▸ Task:
Answer with the number of lines in the listing below that contain the word "learning", and nothing else.
++++ Exercise material
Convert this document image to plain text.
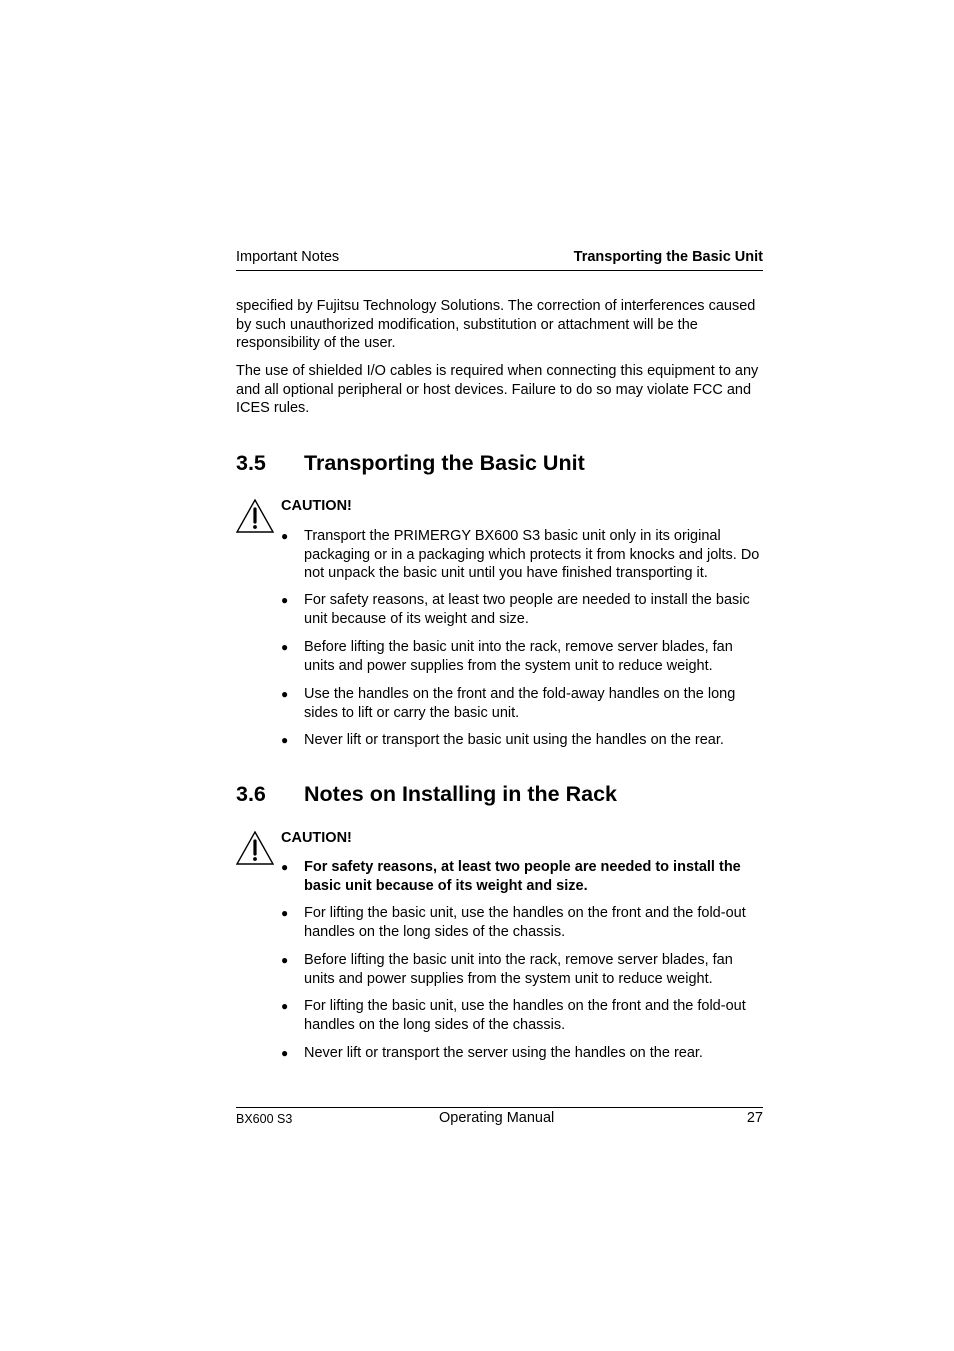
Important Notes	Transporting the Basic Unit

specified by Fujitsu Technology Solutions. The correction of interferences caused by such unauthorized modification, substitution or attachment will be the responsibility of the user.

The use of shielded I/O cables is required when connecting this equipment to any and all optional peripheral or host devices. Failure to do so may violate FCC and ICES rules.

3.5 Transporting the Basic Unit
CAUTION!
● Transport the PRIMERGY BX600 S3 basic unit only in its original packaging or in a packaging which protects it from knocks and jolts. Do not unpack the basic unit until you have finished transporting it.
● For safety reasons, at least two people are needed to install the basic unit because of its weight and size.
● Before lifting the basic unit into the rack, remove server blades, fan units and power supplies from the system unit to reduce weight.
● Use the handles on the front and the fold-away handles on the long sides to lift or carry the basic unit.
● Never lift or transport the basic unit using the handles on the rear.
3.6 Notes on Installing in the Rack
CAUTION!
● For safety reasons, at least two people are needed to install the basic unit because of its weight and size.
● For lifting the basic unit, use the handles on the front and the fold-out handles on the long sides of the chassis.
● Before lifting the basic unit into the rack, remove server blades, fan units and power supplies from the system unit to reduce weight.
● For lifting the basic unit, use the handles on the front and the fold-out handles on the long sides of the chassis.
● Never lift or transport the server using the handles on the rear.
BX600 S3	Operating Manual	27
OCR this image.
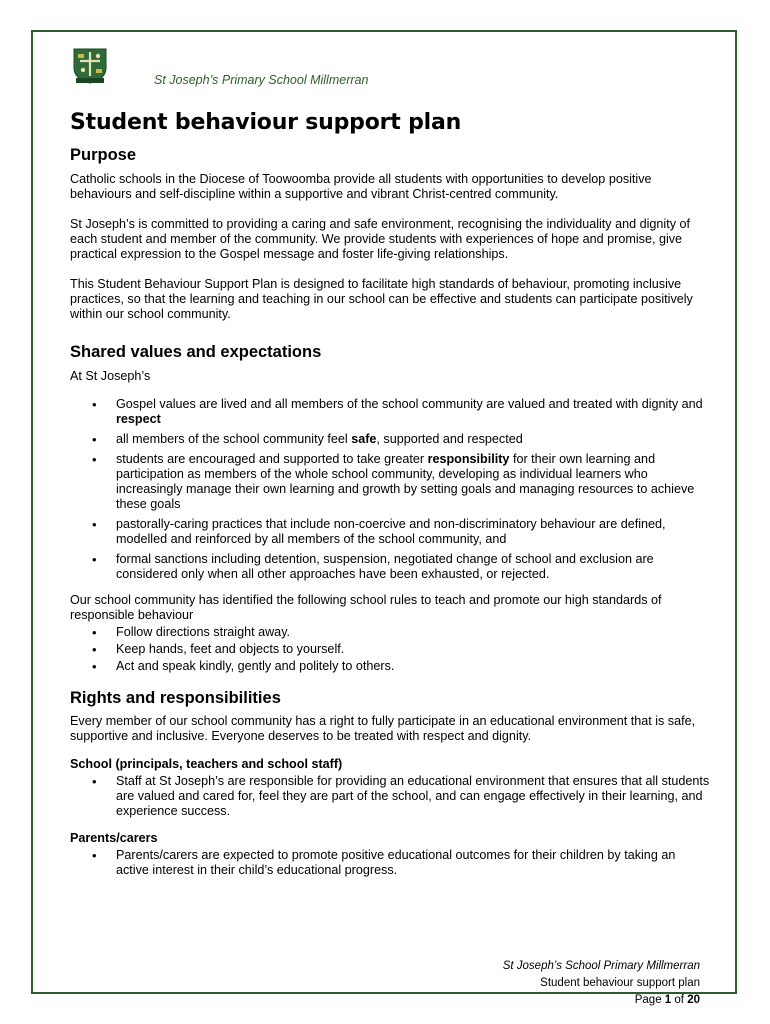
St Joseph’s Primary School Millmerran
Student behaviour support plan
Purpose

Catholic schools in the Diocese of Toowoomba provide all students with opportunities to develop positive behaviours and self-discipline within a supportive and vibrant Christ-centred community.

St Joseph’s is committed to providing a caring and safe environment, recognising the individuality and dignity of each student and member of the community. We provide students with experiences of hope and promise, give practical expression to the Gospel message and foster life-giving relationships.

This Student Behaviour Support Plan is designed to facilitate high standards of behaviour, promoting inclusive practices, so that the learning and teaching in our school can be effective and students can participate positively within our school community.

Shared values and expectations

At St Joseph’s

• Gospel values are lived and all members of the school community are valued and treated with dignity and respect
• all members of the school community feel safe, supported and respected
• students are encouraged and supported to take greater responsibility for their own learning and participation as members of the whole school community, developing as individual learners who increasingly manage their own learning and growth by setting goals and managing resources to achieve these goals
• pastorally-caring practices that include non-coercive and non-discriminatory behaviour are defined, modelled and reinforced by all members of the school community, and
• formal sanctions including detention, suspension, negotiated change of school and exclusion are considered only when all other approaches have been exhausted, or rejected.

Our school community has identified the following school rules to teach and promote our high standards of responsible behaviour

• Follow directions straight away.
• Keep hands, feet and objects to yourself.
• Act and speak kindly, gently and politely to others.
Rights and responsibilities

Every member of our school community has a right to fully participate in an educational environment that is safe, supportive and inclusive. Everyone deserves to be treated with respect and dignity.

School (principals, teachers and school staff)
• Staff at St Joseph’s are responsible for providing an educational environment that ensures that all students are valued and cared for, feel they are part of the school, and can engage effectively in their learning, and experience success.
Parents/carers
• Parents/carers are expected to promote positive educational outcomes for their children by taking an active interest in their child’s educational progress.
St Joseph’s School Primary Millmerran
Student behaviour support plan
Page 1 of 20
++++++++
▸ Expected answer:
3